● Data extracted from a collection
==============================
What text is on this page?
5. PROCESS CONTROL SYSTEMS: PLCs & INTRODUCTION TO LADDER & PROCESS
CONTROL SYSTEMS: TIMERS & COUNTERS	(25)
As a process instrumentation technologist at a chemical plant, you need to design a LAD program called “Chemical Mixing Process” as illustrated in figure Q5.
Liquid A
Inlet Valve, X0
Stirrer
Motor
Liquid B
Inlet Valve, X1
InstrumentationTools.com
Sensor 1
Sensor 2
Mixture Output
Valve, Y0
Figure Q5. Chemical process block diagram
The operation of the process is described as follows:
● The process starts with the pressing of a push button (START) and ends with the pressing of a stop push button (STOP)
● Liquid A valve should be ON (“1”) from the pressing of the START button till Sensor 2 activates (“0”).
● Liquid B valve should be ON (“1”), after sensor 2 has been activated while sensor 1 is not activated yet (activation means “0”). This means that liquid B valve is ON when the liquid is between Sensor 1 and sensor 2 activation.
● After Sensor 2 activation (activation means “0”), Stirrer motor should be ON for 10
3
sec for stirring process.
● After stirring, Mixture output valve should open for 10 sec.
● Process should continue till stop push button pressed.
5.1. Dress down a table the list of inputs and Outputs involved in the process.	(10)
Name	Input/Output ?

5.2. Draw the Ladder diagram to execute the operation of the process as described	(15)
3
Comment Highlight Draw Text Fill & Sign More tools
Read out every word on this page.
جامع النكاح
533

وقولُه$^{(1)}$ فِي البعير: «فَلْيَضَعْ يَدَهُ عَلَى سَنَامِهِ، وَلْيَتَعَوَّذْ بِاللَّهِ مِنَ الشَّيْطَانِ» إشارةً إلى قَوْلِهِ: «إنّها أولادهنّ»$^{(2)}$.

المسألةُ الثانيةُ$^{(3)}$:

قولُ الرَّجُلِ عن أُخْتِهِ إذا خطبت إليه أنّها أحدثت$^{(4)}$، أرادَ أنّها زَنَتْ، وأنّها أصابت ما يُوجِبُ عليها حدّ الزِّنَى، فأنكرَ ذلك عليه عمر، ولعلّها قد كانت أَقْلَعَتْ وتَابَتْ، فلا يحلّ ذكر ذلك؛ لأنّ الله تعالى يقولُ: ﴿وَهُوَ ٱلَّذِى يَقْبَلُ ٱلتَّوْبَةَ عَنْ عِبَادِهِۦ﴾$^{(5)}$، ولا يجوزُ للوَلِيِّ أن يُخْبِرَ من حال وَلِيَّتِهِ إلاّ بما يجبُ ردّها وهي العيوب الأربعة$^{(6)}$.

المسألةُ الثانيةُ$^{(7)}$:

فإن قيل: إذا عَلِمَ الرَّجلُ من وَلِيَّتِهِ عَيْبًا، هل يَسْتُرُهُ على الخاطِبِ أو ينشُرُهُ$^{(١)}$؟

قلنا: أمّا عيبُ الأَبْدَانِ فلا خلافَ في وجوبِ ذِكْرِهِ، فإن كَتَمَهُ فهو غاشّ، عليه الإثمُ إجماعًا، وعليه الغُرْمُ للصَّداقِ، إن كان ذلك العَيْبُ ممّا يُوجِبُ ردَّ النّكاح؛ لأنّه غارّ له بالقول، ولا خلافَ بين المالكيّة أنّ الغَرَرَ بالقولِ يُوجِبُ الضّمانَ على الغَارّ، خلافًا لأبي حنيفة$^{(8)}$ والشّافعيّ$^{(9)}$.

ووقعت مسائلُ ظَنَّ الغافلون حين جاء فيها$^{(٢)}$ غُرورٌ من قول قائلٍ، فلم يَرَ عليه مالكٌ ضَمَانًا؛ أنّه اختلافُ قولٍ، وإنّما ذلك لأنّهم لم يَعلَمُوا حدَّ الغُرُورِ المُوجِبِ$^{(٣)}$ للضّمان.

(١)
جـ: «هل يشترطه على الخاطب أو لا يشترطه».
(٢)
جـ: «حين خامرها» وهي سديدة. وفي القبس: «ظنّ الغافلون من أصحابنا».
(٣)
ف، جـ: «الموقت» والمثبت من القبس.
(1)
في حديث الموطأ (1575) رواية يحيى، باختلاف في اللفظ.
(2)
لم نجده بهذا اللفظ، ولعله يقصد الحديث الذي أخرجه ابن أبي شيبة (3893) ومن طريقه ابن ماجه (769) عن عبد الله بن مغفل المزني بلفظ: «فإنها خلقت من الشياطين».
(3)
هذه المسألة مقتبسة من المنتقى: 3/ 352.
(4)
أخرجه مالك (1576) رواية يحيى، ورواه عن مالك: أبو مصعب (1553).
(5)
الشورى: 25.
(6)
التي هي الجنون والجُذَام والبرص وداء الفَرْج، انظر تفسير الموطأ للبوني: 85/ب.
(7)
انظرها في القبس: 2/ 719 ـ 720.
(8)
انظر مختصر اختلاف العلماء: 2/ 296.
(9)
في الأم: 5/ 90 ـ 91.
==============================
● Aim
Reproduce the listing shown above in its entirety, exactly.

● Answer to this problem
What text is on this page?
5. PROCESS CONTROL SYSTEMS: PLCs & INTRODUCTION TO LADDER & PROCESS
CONTROL SYSTEMS: TIMERS & COUNTERS	(25)
As a process instrumentation technologist at a chemical plant, you need to design a LAD program called “Chemical Mixing Process” as illustrated in figure Q5.
Liquid A
Inlet Valve, X0
Stirrer
Motor
Liquid B
Inlet Valve, X1
InstrumentationTools.com
Sensor 1
Sensor 2
Mixture Output
Valve, Y0
Figure Q5. Chemical process block diagram
The operation of the process is described as follows:
● The process starts with the pressing of a push button (START) and ends with the pressing of a stop push button (STOP)
● Liquid A valve should be ON (“1”) from the pressing of the START button till Sensor 2 activates (“0”).
● Liquid B valve should be ON (“1”), after sensor 2 has been activated while sensor 1 is not activated yet (activation means “0”). This means that liquid B valve is ON when the liquid is between Sensor 1 and sensor 2 activation.
● After Sensor 2 activation (activation means “0”), Stirrer motor should be ON for 10
3
sec for stirring process.
● After stirring, Mixture output valve should open for 10 sec.
● Process should continue till stop push button pressed.
5.1. Dress down a table the list of inputs and Outputs involved in the process.	(10)
Name	Input/Output ?

5.2. Draw the Ladder diagram to execute the operation of the process as described	(15)
3
Comment Highlight Draw Text Fill & Sign More tools
Read out every word on this page.
جامع النكاح
533

وقولُه$^{(1)}$ فِي البعير: «فَلْيَضَعْ يَدَهُ عَلَى سَنَامِهِ، وَلْيَتَعَوَّذْ بِاللَّهِ مِنَ الشَّيْطَانِ» إشارةً إلى قَوْلِهِ: «إنّها أولادهنّ»$^{(2)}$.

المسألةُ الثانيةُ$^{(3)}$:

قولُ الرَّجُلِ عن أُخْتِهِ إذا خطبت إليه أنّها أحدثت$^{(4)}$، أرادَ أنّها زَنَتْ، وأنّها أصابت ما يُوجِبُ عليها حدّ الزِّنَى، فأنكرَ ذلك عليه عمر، ولعلّها قد كانت أَقْلَعَتْ وتَابَتْ، فلا يحلّ ذكر ذلك؛ لأنّ الله تعالى يقولُ: ﴿وَهُوَ ٱلَّذِى يَقْبَلُ ٱلتَّوْبَةَ عَنْ عِبَادِهِۦ﴾$^{(5)}$، ولا يجوزُ للوَلِيِّ أن يُخْبِرَ من حال وَلِيَّتِهِ إلاّ بما يجبُ ردّها وهي العيوب الأربعة$^{(6)}$.

المسألةُ الثانيةُ$^{(7)}$:

فإن قيل: إذا عَلِمَ الرَّجلُ من وَلِيَّتِهِ عَيْبًا، هل يَسْتُرُهُ على الخاطِبِ أو ينشُرُهُ$^{(١)}$؟

قلنا: أمّا عيبُ الأَبْدَانِ فلا خلافَ في وجوبِ ذِكْرِهِ، فإن كَتَمَهُ فهو غاشّ، عليه الإثمُ إجماعًا، وعليه الغُرْمُ للصَّداقِ، إن كان ذلك العَيْبُ ممّا يُوجِبُ ردَّ النّكاح؛ لأنّه غارّ له بالقول، ولا خلافَ بين المالكيّة أنّ الغَرَرَ بالقولِ يُوجِبُ الضّمانَ على الغَارّ، خلافًا لأبي حنيفة$^{(8)}$ والشّافعيّ$^{(9)}$.

ووقعت مسائلُ ظَنَّ الغافلون حين جاء فيها$^{(٢)}$ غُرورٌ من قول قائلٍ، فلم يَرَ عليه مالكٌ ضَمَانًا؛ أنّه اختلافُ قولٍ، وإنّما ذلك لأنّهم لم يَعلَمُوا حدَّ الغُرُورِ المُوجِبِ$^{(٣)}$ للضّمان.

(١)
جـ: «هل يشترطه على الخاطب أو لا يشترطه».
(٢)
جـ: «حين خامرها» وهي سديدة. وفي القبس: «ظنّ الغافلون من أصحابنا».
(٣)
ف، جـ: «الموقت» والمثبت من القبس.
(1)
في حديث الموطأ (1575) رواية يحيى، باختلاف في اللفظ.
(2)
لم نجده بهذا اللفظ، ولعله يقصد الحديث الذي أخرجه ابن أبي شيبة (3893) ومن طريقه ابن ماجه (769) عن عبد الله بن مغفل المزني بلفظ: «فإنها خلقت من الشياطين».
(3)
هذه المسألة مقتبسة من المنتقى: 3/ 352.
(4)
أخرجه مالك (1576) رواية يحيى، ورواه عن مالك: أبو مصعب (1553).
(5)
الشورى: 25.
(6)
التي هي الجنون والجُذَام والبرص وداء الفَرْج، انظر تفسير الموطأ للبوني: 85/ب.
(7)
انظرها في القبس: 2/ 719 ـ 720.
(8)
انظر مختصر اختلاف العلماء: 2/ 296.
(9)
في الأم: 5/ 90 ـ 91.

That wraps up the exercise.